**REQUIREMENTS:** Show all lines holding the string "level".

**Records about charts and figures:**
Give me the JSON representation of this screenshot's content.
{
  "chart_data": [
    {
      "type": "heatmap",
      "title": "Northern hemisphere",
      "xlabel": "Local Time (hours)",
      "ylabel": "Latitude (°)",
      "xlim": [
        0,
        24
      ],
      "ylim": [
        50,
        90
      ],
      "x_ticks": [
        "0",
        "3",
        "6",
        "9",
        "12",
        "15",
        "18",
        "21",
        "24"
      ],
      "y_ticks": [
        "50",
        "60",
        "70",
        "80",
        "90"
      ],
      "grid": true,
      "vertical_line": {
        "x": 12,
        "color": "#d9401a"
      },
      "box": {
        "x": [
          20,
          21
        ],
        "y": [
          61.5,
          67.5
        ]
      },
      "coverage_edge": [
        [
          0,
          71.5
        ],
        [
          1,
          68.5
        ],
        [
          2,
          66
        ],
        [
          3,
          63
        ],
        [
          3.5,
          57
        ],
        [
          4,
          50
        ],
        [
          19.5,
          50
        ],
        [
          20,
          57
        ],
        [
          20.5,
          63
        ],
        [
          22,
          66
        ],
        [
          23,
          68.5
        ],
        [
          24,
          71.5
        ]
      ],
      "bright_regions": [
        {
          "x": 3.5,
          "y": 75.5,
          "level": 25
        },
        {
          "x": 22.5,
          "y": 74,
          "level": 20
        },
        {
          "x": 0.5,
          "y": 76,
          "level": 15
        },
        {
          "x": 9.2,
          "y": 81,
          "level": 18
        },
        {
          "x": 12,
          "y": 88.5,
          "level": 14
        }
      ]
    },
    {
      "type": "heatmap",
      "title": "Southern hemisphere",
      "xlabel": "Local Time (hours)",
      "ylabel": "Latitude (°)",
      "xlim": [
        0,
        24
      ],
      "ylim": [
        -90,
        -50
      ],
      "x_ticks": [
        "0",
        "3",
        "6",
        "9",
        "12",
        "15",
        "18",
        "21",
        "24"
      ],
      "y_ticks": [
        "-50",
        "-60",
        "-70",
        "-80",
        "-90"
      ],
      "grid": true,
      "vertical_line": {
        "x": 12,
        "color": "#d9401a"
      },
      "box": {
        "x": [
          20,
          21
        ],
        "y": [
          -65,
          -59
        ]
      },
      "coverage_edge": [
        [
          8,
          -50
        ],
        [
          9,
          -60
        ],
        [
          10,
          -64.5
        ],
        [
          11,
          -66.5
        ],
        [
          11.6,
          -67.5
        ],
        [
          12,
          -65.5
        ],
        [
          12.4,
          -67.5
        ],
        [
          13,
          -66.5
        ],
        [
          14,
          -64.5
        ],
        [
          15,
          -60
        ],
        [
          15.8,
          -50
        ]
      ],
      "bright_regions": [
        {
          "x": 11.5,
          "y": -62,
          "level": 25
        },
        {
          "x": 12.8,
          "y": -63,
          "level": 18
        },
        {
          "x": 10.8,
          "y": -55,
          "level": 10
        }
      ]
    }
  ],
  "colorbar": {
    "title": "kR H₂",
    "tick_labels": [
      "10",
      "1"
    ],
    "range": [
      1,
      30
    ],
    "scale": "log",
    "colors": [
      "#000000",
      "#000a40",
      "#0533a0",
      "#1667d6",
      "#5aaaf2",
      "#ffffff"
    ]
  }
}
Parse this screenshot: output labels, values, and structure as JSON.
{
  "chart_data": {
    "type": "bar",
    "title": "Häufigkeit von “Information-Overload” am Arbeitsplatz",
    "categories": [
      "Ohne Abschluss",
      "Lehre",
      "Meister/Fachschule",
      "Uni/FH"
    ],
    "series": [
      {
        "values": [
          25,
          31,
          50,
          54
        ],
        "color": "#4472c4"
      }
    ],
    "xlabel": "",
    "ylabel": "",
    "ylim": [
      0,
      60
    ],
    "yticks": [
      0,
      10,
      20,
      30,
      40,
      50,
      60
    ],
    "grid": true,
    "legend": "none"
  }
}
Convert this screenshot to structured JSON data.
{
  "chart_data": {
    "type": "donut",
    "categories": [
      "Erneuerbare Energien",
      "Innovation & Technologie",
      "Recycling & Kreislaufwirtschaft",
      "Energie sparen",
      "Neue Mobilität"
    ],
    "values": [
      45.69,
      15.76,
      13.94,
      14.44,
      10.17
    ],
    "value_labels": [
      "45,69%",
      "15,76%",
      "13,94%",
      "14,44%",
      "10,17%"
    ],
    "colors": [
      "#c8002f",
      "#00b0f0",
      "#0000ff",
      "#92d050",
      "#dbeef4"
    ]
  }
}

**EXERCISE OUTPUT:**
          "level": 25
          "level": 20
          "level": 15
          "level": 18
          "level": 14
          "level": 25
          "level": 18
          "level": 10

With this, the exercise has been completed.